- **Task objective**
Give the data again exactly as written, skipping any pictures.

— start of Source data —

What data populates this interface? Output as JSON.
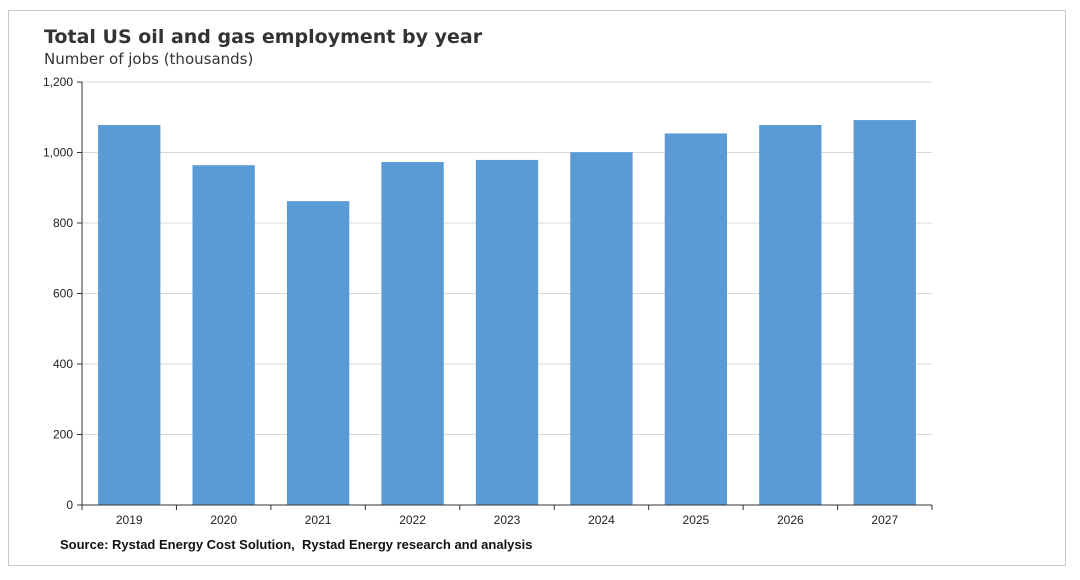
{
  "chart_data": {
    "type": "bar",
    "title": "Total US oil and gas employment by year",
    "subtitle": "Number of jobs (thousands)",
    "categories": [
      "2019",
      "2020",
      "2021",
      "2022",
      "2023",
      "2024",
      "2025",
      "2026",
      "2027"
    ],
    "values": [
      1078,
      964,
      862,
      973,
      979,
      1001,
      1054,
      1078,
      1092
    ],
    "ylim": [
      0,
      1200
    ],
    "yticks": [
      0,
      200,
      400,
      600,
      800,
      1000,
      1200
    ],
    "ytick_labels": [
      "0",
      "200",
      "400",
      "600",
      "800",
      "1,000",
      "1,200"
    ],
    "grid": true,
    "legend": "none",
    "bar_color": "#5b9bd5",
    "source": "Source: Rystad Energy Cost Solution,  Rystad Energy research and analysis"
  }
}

— end of Source data —

- **Response**
What data populates this interface? Output as JSON.
{
  "chart_data": {
    "type": "bar",
    "title": "Total US oil and gas employment by year",
    "subtitle": "Number of jobs (thousands)",
    "categories": [
      "2019",
      "2020",
      "2021",
      "2022",
      "2023",
      "2024",
      "2025",
      "2026",
      "2027"
    ],
    "values": [
      1078,
      964,
      862,
      973,
      979,
      1001,
      1054,
      1078,
      1092
    ],
    "ylim": [
      0,
      1200
    ],
    "yticks": [
      0,
      200,
      400,
      600,
      800,
      1000,
      1200
    ],
    "ytick_labels": [
      "0",
      "200",
      "400",
      "600",
      "800",
      "1,000",
      "1,200"
    ],
    "grid": true,
    "legend": "none",
    "bar_color": "#5b9bd5",
    "source": "Source: Rystad Energy Cost Solution,  Rystad Energy research and analysis"
  }
}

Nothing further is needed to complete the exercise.